INFORMATION PROVIDED ▸
──────────
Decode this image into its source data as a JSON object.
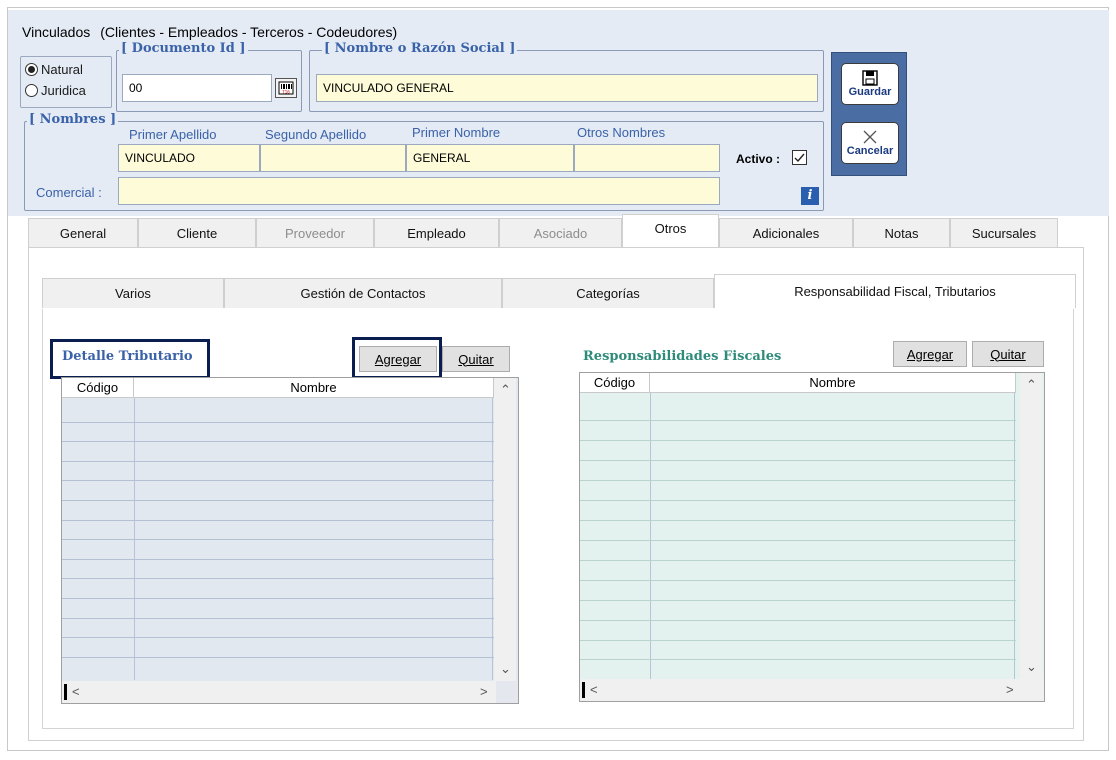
{
  "window": {
    "title": "Vinculados",
    "subtitle": "(Clientes - Empleados - Terceros - Codeudores)"
  },
  "person_type": {
    "options": [
      {
        "label": "Natural",
        "selected": true
      },
      {
        "label": "Juridica",
        "selected": false
      }
    ]
  },
  "documento": {
    "legend": "[ Documento Id ]",
    "value": "00"
  },
  "razon_social": {
    "legend": "[ Nombre o Razón Social ]",
    "value": "VINCULADO GENERAL"
  },
  "nombres": {
    "legend": "[ Nombres ]",
    "primer_apellido_label": "Primer Apellido",
    "primer_apellido_value": "VINCULADO",
    "segundo_apellido_label": "Segundo Apellido",
    "segundo_apellido_value": "",
    "primer_nombre_label": "Primer Nombre",
    "primer_nombre_value": "GENERAL",
    "otros_nombres_label": "Otros Nombres",
    "otros_nombres_value": "",
    "comercial_label": "Comercial :",
    "comercial_value": "",
    "activo_label": "Activo :",
    "activo_checked": true
  },
  "actions": {
    "guardar": "Guardar",
    "cancelar": "Cancelar"
  },
  "main_tabs": [
    {
      "label": "General",
      "state": "normal"
    },
    {
      "label": "Cliente",
      "state": "normal"
    },
    {
      "label": "Proveedor",
      "state": "disabled"
    },
    {
      "label": "Empleado",
      "state": "normal"
    },
    {
      "label": "Asociado",
      "state": "disabled"
    },
    {
      "label": "Otros",
      "state": "active"
    },
    {
      "label": "Adicionales",
      "state": "normal"
    },
    {
      "label": "Notas",
      "state": "normal"
    },
    {
      "label": "Sucursales",
      "state": "normal"
    }
  ],
  "sub_tabs": [
    {
      "label": "Varios",
      "active": false
    },
    {
      "label": "Gestión de Contactos",
      "active": false
    },
    {
      "label": "Categorías",
      "active": false
    },
    {
      "label": "Responsabilidad Fiscal, Tributarios",
      "active": true
    }
  ],
  "detalle_tributario": {
    "title": "Detalle Tributario",
    "add_label": "Agregar",
    "remove_label": "Quitar",
    "columns": [
      "Código",
      "Nombre"
    ]
  },
  "responsabilidades": {
    "title": "Responsabilidades Fiscales",
    "add_label": "Agregar",
    "remove_label": "Quitar",
    "columns": [
      "Código",
      "Nombre"
    ]
  },
  "colors": {
    "header_bg": "#e4ebf5",
    "accent_blue": "#3a62a8",
    "teal_title": "#2e8b7a",
    "grid_left_bg": "#e2e8f0",
    "grid_right_bg": "#e4f2ef",
    "side_panel": "#4a6ea4",
    "highlight": "#0a1d4f"
  }
}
──────────
TASK REQUIREMENTS ▸ Return all of the data exactly as written, and drop the pictures.

ANSWER TO THIS PROBLEM ▸
Decode this image into its source data as a JSON object.
{
  "window": {
    "title": "Vinculados",
    "subtitle": "(Clientes - Empleados - Terceros - Codeudores)"
  },
  "person_type": {
    "options": [
      {
        "label": "Natural",
        "selected": true
      },
      {
        "label": "Juridica",
        "selected": false
      }
    ]
  },
  "documento": {
    "legend": "[ Documento Id ]",
    "value": "00"
  },
  "razon_social": {
    "legend": "[ Nombre o Razón Social ]",
    "value": "VINCULADO GENERAL"
  },
  "nombres": {
    "legend": "[ Nombres ]",
    "primer_apellido_label": "Primer Apellido",
    "primer_apellido_value": "VINCULADO",
    "segundo_apellido_label": "Segundo Apellido",
    "segundo_apellido_value": "",
    "primer_nombre_label": "Primer Nombre",
    "primer_nombre_value": "GENERAL",
    "otros_nombres_label": "Otros Nombres",
    "otros_nombres_value": "",
    "comercial_label": "Comercial :",
    "comercial_value": "",
    "activo_label": "Activo :",
    "activo_checked": true
  },
  "actions": {
    "guardar": "Guardar",
    "cancelar": "Cancelar"
  },
  "main_tabs": [
    {
      "label": "General",
      "state": "normal"
    },
    {
      "label": "Cliente",
      "state": "normal"
    },
    {
      "label": "Proveedor",
      "state": "disabled"
    },
    {
      "label": "Empleado",
      "state": "normal"
    },
    {
      "label": "Asociado",
      "state": "disabled"
    },
    {
      "label": "Otros",
      "state": "active"
    },
    {
      "label": "Adicionales",
      "state": "normal"
    },
    {
      "label": "Notas",
      "state": "normal"
    },
    {
      "label": "Sucursales",
      "state": "normal"
    }
  ],
  "sub_tabs": [
    {
      "label": "Varios",
      "active": false
    },
    {
      "label": "Gestión de Contactos",
      "active": false
    },
    {
      "label": "Categorías",
      "active": false
    },
    {
      "label": "Responsabilidad Fiscal, Tributarios",
      "active": true
    }
  ],
  "detalle_tributario": {
    "title": "Detalle Tributario",
    "add_label": "Agregar",
    "remove_label": "Quitar",
    "columns": [
      "Código",
      "Nombre"
    ]
  },
  "responsabilidades": {
    "title": "Responsabilidades Fiscales",
    "add_label": "Agregar",
    "remove_label": "Quitar",
    "columns": [
      "Código",
      "Nombre"
    ]
  },
  "colors": {
    "header_bg": "#e4ebf5",
    "accent_blue": "#3a62a8",
    "teal_title": "#2e8b7a",
    "grid_left_bg": "#e2e8f0",
    "grid_right_bg": "#e4f2ef",
    "side_panel": "#4a6ea4",
    "highlight": "#0a1d4f"
  }
}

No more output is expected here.